* **Exercise goal**
Scan the material that follows. Copy every line containing the word "Ajuste".

* **Excerpted data**
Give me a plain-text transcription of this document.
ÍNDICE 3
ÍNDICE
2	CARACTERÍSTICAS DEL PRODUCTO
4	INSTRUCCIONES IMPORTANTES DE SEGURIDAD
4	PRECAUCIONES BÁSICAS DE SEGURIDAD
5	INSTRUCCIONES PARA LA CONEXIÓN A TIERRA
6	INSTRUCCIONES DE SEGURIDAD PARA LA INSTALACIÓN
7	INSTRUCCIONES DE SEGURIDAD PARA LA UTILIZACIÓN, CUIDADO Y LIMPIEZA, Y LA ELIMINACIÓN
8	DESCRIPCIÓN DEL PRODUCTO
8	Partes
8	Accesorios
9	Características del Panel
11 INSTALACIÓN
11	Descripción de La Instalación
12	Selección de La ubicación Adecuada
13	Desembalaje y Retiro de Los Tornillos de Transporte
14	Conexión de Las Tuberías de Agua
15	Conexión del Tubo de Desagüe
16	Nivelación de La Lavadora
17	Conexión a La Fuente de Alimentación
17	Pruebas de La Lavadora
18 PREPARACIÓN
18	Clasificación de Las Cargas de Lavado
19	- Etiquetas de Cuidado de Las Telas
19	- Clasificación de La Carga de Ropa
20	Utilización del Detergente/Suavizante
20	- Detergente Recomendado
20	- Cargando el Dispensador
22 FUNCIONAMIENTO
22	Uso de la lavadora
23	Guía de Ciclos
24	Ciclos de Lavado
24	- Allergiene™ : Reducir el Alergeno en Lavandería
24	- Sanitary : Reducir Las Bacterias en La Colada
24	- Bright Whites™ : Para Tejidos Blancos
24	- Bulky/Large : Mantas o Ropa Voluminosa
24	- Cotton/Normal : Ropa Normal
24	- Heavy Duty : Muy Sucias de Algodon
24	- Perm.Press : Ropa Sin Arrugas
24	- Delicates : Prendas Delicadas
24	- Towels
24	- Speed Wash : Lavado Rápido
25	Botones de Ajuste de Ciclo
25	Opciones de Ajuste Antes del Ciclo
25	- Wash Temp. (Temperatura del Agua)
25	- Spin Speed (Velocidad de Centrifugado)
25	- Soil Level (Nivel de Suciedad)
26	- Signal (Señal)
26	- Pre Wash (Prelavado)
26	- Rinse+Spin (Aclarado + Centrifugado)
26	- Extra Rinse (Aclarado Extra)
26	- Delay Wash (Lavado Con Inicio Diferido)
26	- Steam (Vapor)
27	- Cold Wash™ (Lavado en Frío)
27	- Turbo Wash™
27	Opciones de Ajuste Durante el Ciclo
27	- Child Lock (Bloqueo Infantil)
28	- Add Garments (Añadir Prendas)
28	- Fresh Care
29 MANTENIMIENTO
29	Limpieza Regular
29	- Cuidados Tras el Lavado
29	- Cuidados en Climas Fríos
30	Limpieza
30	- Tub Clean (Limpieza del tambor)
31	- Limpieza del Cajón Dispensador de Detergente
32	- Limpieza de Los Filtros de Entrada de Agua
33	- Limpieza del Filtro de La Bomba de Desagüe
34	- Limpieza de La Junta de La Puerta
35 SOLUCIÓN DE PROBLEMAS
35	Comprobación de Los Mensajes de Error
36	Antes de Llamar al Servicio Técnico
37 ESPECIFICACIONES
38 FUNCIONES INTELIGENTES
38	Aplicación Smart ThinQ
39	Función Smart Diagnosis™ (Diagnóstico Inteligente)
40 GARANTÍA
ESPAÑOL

* **Response**
25	Botones de Ajuste de Ciclo
25	Opciones de Ajuste Antes del Ciclo
27	Opciones de Ajuste Durante el Ciclo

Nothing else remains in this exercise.